*EXERCISE REQUIREMENTS*:
Turn the lines from the one containing "Patent image size: (892, 1172)." through the one containing "The output terminal 140 is at (402, 628)." into a numbered list, dropping any blank lines. Include both of those lines and nothing outside them.
********************
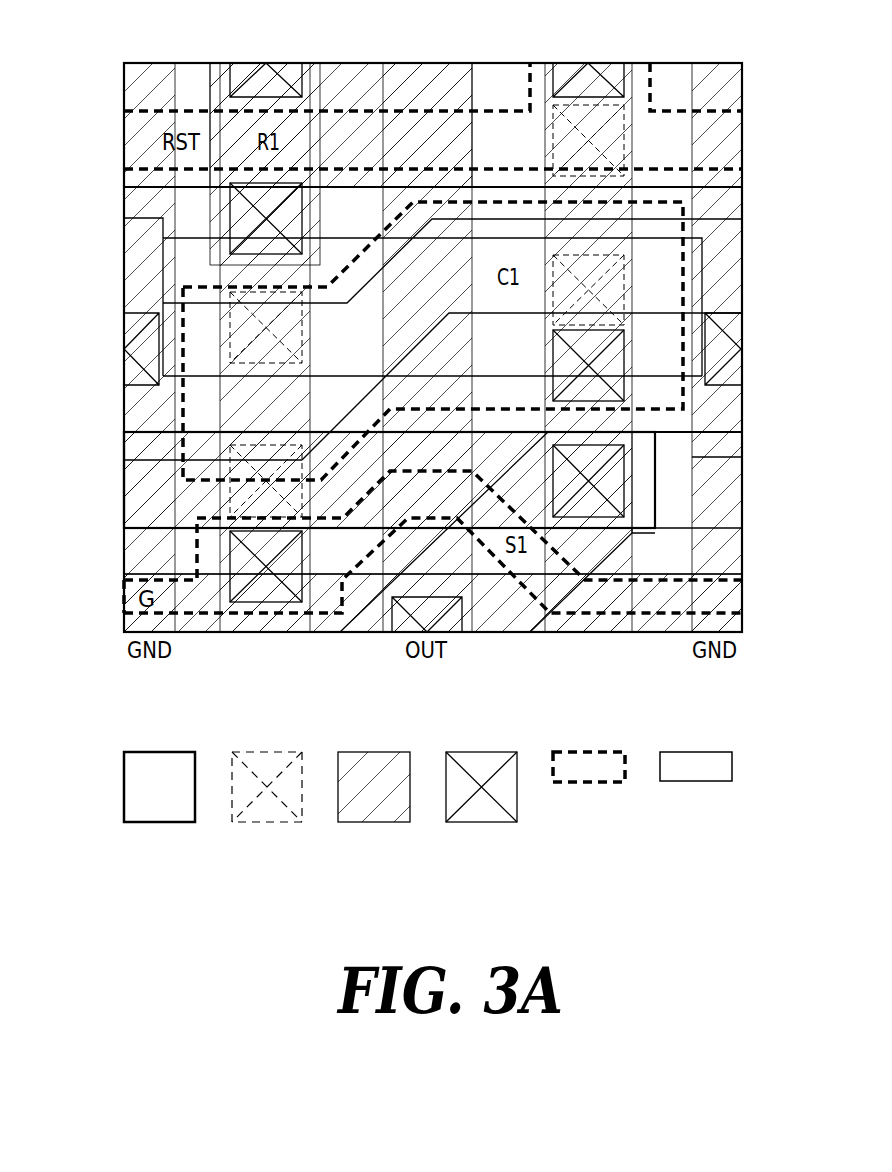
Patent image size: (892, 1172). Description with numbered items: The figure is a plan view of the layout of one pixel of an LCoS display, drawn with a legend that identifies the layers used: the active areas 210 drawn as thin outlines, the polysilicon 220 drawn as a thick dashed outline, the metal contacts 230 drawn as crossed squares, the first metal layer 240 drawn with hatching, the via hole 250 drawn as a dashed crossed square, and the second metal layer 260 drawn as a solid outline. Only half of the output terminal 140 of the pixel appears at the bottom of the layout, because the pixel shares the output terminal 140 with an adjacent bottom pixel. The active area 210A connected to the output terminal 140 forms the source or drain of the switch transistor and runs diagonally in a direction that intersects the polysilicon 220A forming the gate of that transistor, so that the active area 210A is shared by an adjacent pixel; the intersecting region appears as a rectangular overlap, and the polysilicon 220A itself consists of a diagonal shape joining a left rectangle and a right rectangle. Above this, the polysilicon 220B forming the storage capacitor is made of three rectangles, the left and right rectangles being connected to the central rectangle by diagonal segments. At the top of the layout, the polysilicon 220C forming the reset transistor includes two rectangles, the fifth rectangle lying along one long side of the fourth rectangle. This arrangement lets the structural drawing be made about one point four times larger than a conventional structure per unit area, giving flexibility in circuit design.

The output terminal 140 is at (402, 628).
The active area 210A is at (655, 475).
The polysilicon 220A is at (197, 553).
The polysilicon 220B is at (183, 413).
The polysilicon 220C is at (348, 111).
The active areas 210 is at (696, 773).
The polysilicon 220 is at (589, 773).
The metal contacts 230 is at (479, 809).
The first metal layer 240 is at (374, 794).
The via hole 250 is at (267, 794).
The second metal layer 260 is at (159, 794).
********************
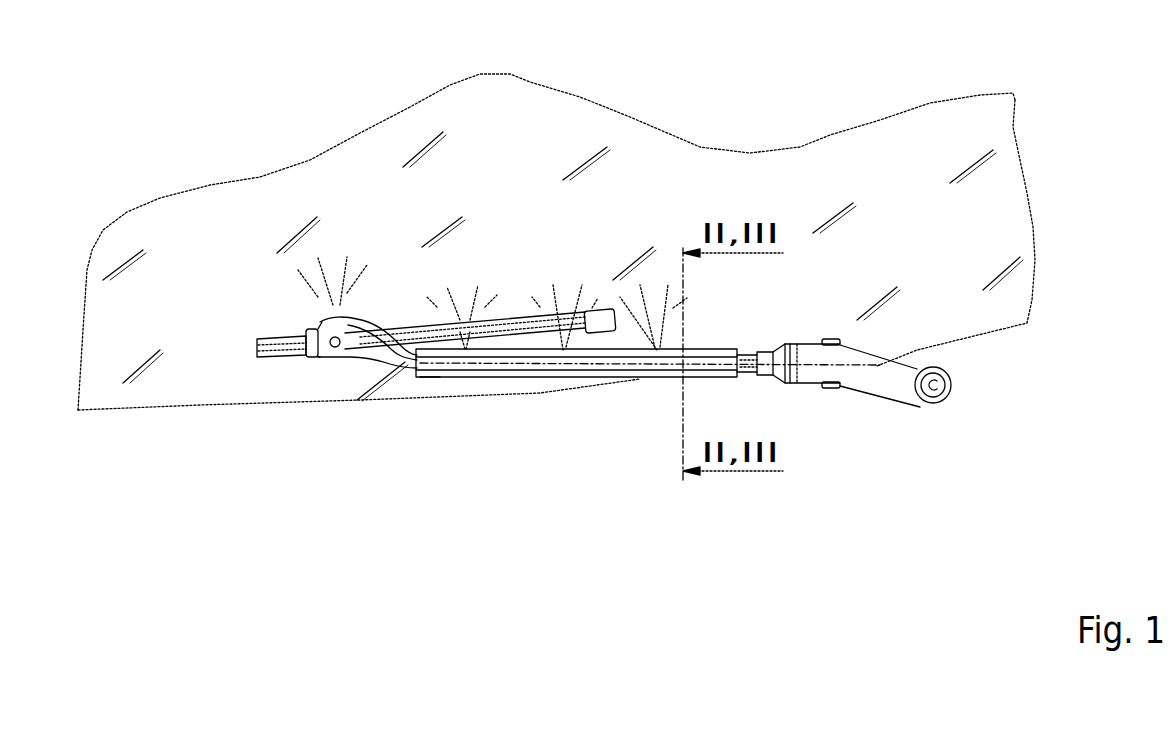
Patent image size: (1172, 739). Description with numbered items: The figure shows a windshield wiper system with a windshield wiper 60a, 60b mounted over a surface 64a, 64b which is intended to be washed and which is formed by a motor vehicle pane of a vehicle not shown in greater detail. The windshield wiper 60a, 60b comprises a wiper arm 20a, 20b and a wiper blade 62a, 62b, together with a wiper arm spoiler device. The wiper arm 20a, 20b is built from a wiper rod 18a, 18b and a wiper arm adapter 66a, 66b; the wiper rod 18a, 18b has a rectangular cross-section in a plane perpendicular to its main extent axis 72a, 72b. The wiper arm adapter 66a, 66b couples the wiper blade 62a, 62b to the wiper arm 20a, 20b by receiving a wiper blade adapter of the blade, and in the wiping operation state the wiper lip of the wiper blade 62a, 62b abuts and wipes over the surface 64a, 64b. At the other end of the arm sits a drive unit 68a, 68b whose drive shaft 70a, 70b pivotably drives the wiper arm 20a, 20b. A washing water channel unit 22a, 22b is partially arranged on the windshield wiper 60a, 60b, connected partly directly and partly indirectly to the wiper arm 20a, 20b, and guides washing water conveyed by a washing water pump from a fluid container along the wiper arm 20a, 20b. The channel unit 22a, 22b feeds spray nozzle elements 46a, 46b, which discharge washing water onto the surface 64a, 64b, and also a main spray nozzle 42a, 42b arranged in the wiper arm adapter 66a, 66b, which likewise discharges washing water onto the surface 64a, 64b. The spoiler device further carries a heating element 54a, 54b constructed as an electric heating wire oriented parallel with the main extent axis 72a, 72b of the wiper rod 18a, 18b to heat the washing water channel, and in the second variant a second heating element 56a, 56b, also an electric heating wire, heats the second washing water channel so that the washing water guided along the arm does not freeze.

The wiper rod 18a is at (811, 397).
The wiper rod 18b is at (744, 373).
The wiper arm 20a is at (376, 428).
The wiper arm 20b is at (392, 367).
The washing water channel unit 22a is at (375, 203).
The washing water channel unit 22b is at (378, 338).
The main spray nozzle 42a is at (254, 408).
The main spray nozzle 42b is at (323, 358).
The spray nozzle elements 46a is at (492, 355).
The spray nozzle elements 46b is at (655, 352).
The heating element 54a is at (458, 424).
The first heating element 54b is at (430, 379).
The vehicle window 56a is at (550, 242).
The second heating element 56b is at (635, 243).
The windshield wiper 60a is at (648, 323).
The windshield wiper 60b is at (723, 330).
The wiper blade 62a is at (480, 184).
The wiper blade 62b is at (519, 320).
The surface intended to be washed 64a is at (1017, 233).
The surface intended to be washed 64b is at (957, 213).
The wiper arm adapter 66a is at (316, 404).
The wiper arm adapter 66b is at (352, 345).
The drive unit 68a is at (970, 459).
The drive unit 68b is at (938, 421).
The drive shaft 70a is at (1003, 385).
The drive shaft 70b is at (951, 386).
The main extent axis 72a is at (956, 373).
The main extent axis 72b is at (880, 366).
********************
*ANSWER TO THE TASK*:
1. Patent image size: (892, 1172). Description with numbered items: The figure is a plan view of the layout of one pixel of an LCoS display, drawn with a legend that identifies the layers used: the active areas 210 drawn as thin outlines, the polysilicon 220 drawn as a thick dashed outline, the metal contacts 230 drawn as crossed squares, the first metal layer 240 drawn with hatching, the via hole 250 drawn as a dashed crossed square, and the second metal layer 260 drawn as a solid outline. Only half of the output terminal 140 of the pixel appears at the bottom of the layout, because the pixel shares the output terminal 140 with an adjacent bottom pixel. The active area 210A connected to the output terminal 140 forms the source or drain of the switch transistor and runs diagonally in a direction that intersects the polysilicon 220A forming the gate of that transistor, so that the active area 210A is shared by an adjacent pixel; the intersecting region appears as a rectangular overlap, and the polysilicon 220A itself consists of a diagonal shape joining a left rectangle and a right rectangle. Above this, the polysilicon 220B forming the storage capacitor is made of three rectangles, the left and right rectangles being connected to the central rectangle by diagonal segments. At the top of the layout, the polysilicon 220C forming the reset transistor includes two rectangles, the fifth rectangle lying along one long side of the fourth rectangle. This arrangement lets the structural drawing be made about one point four times larger than a conventional structure per unit area, giving flexibility in circuit design.
2. The output terminal 140 is at (402, 628).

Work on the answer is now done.